> WHAT TO PRODUCE: Could you copy each of the records below line for line, with no changes at all?

> EXTRACTED RECORDS:
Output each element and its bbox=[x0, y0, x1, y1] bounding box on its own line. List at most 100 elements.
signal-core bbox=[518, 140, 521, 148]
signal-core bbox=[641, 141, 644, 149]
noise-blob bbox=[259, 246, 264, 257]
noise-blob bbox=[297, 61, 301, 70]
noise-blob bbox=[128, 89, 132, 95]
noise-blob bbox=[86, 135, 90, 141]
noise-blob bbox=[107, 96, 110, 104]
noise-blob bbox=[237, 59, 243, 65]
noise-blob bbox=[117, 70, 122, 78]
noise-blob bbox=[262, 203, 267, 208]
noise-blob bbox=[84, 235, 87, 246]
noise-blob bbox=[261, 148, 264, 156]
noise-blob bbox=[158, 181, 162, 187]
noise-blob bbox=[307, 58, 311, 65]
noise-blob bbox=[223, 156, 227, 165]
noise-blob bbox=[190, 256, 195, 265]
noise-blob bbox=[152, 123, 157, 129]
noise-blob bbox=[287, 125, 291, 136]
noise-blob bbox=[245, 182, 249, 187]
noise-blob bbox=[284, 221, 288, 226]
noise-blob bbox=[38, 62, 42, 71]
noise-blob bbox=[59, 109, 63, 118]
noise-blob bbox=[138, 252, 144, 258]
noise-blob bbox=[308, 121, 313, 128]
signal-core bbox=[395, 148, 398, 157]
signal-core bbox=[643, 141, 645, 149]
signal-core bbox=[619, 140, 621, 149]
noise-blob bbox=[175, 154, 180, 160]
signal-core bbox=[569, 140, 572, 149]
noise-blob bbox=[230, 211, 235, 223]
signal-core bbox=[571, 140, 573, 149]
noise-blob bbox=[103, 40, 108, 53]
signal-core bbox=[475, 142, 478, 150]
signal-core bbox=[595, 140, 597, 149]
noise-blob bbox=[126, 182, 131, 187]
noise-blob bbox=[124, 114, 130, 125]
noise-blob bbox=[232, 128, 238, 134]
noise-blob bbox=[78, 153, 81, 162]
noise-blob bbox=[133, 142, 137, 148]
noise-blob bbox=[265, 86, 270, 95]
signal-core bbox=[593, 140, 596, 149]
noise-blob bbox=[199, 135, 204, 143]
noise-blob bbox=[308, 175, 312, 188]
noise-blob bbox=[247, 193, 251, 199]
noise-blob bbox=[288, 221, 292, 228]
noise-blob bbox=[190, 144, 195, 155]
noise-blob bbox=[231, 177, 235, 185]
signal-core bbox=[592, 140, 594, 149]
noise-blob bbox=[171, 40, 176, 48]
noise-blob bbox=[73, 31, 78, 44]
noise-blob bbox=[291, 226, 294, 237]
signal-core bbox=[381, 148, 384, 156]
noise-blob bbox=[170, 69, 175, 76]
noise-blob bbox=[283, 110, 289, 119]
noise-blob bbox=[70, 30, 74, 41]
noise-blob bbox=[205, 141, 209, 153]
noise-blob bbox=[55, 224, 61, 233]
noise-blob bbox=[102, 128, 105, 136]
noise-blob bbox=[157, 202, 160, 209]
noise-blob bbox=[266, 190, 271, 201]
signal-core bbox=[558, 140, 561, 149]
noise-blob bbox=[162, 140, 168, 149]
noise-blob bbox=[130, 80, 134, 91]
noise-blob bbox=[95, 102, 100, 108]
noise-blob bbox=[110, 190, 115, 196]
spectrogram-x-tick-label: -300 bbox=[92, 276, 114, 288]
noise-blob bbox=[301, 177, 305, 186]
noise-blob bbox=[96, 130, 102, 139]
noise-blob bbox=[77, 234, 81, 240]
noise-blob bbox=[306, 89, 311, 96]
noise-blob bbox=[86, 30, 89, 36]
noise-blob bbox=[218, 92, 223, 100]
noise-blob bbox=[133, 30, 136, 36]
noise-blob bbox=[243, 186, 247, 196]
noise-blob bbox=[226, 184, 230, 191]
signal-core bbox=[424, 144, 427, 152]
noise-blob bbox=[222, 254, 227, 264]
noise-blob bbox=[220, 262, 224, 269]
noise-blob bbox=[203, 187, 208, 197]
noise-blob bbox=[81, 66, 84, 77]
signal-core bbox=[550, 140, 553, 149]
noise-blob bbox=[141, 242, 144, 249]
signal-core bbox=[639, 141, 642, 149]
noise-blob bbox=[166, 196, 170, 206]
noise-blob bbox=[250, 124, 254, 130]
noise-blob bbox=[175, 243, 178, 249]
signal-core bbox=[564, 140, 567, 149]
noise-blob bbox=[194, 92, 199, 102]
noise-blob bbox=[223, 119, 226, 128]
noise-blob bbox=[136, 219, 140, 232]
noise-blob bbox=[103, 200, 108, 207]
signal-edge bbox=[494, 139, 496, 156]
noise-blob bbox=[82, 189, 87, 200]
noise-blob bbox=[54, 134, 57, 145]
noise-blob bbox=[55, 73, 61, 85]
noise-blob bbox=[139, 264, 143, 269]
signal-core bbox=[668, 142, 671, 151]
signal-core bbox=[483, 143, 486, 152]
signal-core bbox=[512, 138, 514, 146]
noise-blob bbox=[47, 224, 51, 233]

> RESPONSE TO THE EXERCISE:
Output each element and its bbox=[x0, y0, x1, y1] bounding box on its own line. List at most 100 elements.
signal-core bbox=[518, 140, 521, 148]
signal-core bbox=[641, 141, 644, 149]
noise-blob bbox=[259, 246, 264, 257]
noise-blob bbox=[297, 61, 301, 70]
noise-blob bbox=[128, 89, 132, 95]
noise-blob bbox=[86, 135, 90, 141]
noise-blob bbox=[107, 96, 110, 104]
noise-blob bbox=[237, 59, 243, 65]
noise-blob bbox=[117, 70, 122, 78]
noise-blob bbox=[262, 203, 267, 208]
noise-blob bbox=[84, 235, 87, 246]
noise-blob bbox=[261, 148, 264, 156]
noise-blob bbox=[158, 181, 162, 187]
noise-blob bbox=[307, 58, 311, 65]
noise-blob bbox=[223, 156, 227, 165]
noise-blob bbox=[190, 256, 195, 265]
noise-blob bbox=[152, 123, 157, 129]
noise-blob bbox=[287, 125, 291, 136]
noise-blob bbox=[245, 182, 249, 187]
noise-blob bbox=[284, 221, 288, 226]
noise-blob bbox=[38, 62, 42, 71]
noise-blob bbox=[59, 109, 63, 118]
noise-blob bbox=[138, 252, 144, 258]
noise-blob bbox=[308, 121, 313, 128]
signal-core bbox=[395, 148, 398, 157]
signal-core bbox=[643, 141, 645, 149]
signal-core bbox=[619, 140, 621, 149]
noise-blob bbox=[175, 154, 180, 160]
signal-core bbox=[569, 140, 572, 149]
noise-blob bbox=[230, 211, 235, 223]
signal-core bbox=[571, 140, 573, 149]
noise-blob bbox=[103, 40, 108, 53]
signal-core bbox=[475, 142, 478, 150]
signal-core bbox=[595, 140, 597, 149]
noise-blob bbox=[126, 182, 131, 187]
noise-blob bbox=[124, 114, 130, 125]
noise-blob bbox=[232, 128, 238, 134]
noise-blob bbox=[78, 153, 81, 162]
noise-blob bbox=[133, 142, 137, 148]
noise-blob bbox=[265, 86, 270, 95]
signal-core bbox=[593, 140, 596, 149]
noise-blob bbox=[199, 135, 204, 143]
noise-blob bbox=[308, 175, 312, 188]
noise-blob bbox=[247, 193, 251, 199]
noise-blob bbox=[288, 221, 292, 228]
noise-blob bbox=[190, 144, 195, 155]
noise-blob bbox=[231, 177, 235, 185]
signal-core bbox=[592, 140, 594, 149]
noise-blob bbox=[171, 40, 176, 48]
noise-blob bbox=[73, 31, 78, 44]
noise-blob bbox=[291, 226, 294, 237]
signal-core bbox=[381, 148, 384, 156]
noise-blob bbox=[170, 69, 175, 76]
noise-blob bbox=[283, 110, 289, 119]
noise-blob bbox=[70, 30, 74, 41]
noise-blob bbox=[205, 141, 209, 153]
noise-blob bbox=[55, 224, 61, 233]
noise-blob bbox=[102, 128, 105, 136]
noise-blob bbox=[157, 202, 160, 209]
noise-blob bbox=[266, 190, 271, 201]
signal-core bbox=[558, 140, 561, 149]
noise-blob bbox=[162, 140, 168, 149]
noise-blob bbox=[130, 80, 134, 91]
noise-blob bbox=[95, 102, 100, 108]
noise-blob bbox=[110, 190, 115, 196]
spectrogram-x-tick-label: -300 bbox=[92, 276, 114, 288]
noise-blob bbox=[301, 177, 305, 186]
noise-blob bbox=[96, 130, 102, 139]
noise-blob bbox=[77, 234, 81, 240]
noise-blob bbox=[306, 89, 311, 96]
noise-blob bbox=[86, 30, 89, 36]
noise-blob bbox=[218, 92, 223, 100]
noise-blob bbox=[133, 30, 136, 36]
noise-blob bbox=[243, 186, 247, 196]
noise-blob bbox=[226, 184, 230, 191]
signal-core bbox=[424, 144, 427, 152]
noise-blob bbox=[222, 254, 227, 264]
noise-blob bbox=[220, 262, 224, 269]
noise-blob bbox=[203, 187, 208, 197]
noise-blob bbox=[81, 66, 84, 77]
signal-core bbox=[550, 140, 553, 149]
noise-blob bbox=[141, 242, 144, 249]
signal-core bbox=[639, 141, 642, 149]
noise-blob bbox=[166, 196, 170, 206]
noise-blob bbox=[250, 124, 254, 130]
noise-blob bbox=[175, 243, 178, 249]
signal-core bbox=[564, 140, 567, 149]
noise-blob bbox=[194, 92, 199, 102]
noise-blob bbox=[223, 119, 226, 128]
noise-blob bbox=[136, 219, 140, 232]
noise-blob bbox=[103, 200, 108, 207]
signal-edge bbox=[494, 139, 496, 156]
noise-blob bbox=[82, 189, 87, 200]
noise-blob bbox=[54, 134, 57, 145]
noise-blob bbox=[55, 73, 61, 85]
noise-blob bbox=[139, 264, 143, 269]
signal-core bbox=[668, 142, 671, 151]
signal-core bbox=[483, 143, 486, 152]
signal-core bbox=[512, 138, 514, 146]
noise-blob bbox=[47, 224, 51, 233]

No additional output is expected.